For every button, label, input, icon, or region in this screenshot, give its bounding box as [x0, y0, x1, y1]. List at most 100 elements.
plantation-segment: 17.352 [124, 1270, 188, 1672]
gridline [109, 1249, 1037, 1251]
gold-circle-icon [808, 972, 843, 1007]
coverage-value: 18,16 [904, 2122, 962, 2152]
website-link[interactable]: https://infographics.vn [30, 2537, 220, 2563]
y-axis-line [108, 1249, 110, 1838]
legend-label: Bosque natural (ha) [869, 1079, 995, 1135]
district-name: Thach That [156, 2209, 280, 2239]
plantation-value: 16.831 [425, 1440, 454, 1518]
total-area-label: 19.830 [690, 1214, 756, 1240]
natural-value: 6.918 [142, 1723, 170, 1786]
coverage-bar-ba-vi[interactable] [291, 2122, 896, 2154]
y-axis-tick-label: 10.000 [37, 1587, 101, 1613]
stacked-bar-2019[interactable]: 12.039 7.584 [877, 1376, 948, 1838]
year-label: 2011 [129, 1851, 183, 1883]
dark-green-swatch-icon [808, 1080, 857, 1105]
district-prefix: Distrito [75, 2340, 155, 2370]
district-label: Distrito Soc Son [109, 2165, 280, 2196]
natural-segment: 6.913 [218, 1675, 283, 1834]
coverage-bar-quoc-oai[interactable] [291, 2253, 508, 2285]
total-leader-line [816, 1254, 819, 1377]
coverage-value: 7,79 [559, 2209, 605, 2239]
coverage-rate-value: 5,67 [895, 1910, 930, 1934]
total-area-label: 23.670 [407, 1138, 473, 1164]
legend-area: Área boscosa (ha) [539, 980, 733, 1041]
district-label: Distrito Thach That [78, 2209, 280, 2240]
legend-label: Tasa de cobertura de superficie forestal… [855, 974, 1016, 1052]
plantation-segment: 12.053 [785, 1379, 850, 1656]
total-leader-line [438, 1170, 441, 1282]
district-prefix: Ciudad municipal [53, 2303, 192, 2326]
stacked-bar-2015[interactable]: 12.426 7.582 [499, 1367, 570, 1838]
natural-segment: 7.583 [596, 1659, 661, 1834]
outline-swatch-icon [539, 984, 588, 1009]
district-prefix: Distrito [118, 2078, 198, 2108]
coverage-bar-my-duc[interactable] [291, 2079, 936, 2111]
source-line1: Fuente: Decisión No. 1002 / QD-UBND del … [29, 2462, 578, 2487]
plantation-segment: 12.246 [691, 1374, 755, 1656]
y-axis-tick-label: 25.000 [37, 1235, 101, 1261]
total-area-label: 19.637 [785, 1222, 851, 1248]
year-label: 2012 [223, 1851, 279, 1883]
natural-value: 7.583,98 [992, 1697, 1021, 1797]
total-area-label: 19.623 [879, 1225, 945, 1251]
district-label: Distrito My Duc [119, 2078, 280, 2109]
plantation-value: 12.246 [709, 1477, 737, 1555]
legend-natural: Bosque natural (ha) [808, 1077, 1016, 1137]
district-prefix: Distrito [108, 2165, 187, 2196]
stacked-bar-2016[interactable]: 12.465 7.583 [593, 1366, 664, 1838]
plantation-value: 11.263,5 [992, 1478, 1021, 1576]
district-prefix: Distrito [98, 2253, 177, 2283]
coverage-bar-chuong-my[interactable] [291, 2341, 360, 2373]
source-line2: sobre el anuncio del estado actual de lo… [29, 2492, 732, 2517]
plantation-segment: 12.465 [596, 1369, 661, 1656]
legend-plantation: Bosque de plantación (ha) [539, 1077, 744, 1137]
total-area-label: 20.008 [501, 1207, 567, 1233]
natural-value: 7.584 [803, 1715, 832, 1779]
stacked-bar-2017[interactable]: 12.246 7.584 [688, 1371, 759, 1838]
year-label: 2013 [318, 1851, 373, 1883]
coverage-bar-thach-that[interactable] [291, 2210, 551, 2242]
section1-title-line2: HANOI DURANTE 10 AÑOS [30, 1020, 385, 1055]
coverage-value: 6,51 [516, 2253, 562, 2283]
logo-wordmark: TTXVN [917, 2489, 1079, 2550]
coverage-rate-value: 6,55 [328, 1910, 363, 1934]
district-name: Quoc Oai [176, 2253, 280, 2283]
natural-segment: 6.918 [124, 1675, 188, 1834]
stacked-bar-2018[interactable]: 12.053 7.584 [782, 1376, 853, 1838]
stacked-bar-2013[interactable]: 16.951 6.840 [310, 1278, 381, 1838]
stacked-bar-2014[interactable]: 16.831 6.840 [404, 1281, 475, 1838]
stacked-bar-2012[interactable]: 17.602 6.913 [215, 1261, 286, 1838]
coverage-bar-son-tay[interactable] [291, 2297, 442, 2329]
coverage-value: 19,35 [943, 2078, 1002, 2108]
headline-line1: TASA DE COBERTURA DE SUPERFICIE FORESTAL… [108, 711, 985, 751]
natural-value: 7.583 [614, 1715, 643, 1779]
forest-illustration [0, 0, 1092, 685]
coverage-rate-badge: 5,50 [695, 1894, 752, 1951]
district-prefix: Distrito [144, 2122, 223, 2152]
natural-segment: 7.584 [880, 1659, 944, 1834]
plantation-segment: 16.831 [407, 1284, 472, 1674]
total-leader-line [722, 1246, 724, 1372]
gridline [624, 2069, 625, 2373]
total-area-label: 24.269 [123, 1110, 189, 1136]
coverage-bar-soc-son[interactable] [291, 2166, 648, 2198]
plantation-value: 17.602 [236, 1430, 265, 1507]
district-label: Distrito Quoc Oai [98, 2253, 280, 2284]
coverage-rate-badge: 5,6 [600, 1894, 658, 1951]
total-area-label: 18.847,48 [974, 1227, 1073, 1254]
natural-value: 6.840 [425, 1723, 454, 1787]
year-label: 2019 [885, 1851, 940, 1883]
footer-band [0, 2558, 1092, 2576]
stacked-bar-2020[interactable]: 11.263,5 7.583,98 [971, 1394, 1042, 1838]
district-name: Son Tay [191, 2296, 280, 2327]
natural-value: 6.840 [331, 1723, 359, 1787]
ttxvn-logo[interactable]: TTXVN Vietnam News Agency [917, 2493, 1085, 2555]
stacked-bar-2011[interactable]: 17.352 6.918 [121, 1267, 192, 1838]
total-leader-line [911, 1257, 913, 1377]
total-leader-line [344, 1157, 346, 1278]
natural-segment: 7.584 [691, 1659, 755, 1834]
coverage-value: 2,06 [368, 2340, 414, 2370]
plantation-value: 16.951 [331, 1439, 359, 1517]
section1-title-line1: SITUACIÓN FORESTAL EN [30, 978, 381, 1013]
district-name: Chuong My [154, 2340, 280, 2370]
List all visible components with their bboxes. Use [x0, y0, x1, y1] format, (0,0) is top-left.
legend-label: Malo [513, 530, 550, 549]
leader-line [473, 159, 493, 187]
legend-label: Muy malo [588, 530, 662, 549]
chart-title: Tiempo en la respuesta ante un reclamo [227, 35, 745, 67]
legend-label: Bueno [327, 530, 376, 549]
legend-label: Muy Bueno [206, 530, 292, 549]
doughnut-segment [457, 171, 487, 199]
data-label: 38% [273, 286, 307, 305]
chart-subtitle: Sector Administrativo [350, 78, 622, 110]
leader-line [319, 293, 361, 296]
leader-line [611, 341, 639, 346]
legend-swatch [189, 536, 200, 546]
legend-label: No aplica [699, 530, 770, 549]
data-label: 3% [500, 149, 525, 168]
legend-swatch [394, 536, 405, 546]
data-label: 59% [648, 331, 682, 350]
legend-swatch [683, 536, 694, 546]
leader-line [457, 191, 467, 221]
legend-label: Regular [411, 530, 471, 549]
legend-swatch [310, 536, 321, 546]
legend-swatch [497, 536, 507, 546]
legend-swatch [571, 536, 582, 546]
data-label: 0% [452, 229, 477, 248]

================

*Task requirements:* Extract every line of the material above that contains the string "plantation", copying each line in full.

*The completed task:*
plantation-segment: 17.352 [124, 1270, 188, 1672]
plantation-value: 16.831 [425, 1440, 454, 1518]
plantation-segment: 12.053 [785, 1379, 850, 1656]
plantation-segment: 12.246 [691, 1374, 755, 1656]
plantation-value: 12.246 [709, 1477, 737, 1555]
plantation-value: 11.263,5 [992, 1478, 1021, 1576]
plantation-segment: 12.465 [596, 1369, 661, 1656]
legend-plantation: Bosque de plantación (ha) [539, 1077, 744, 1137]
plantation-segment: 16.831 [407, 1284, 472, 1674]
plantation-value: 17.602 [236, 1430, 265, 1507]
plantation-value: 16.951 [331, 1439, 359, 1517]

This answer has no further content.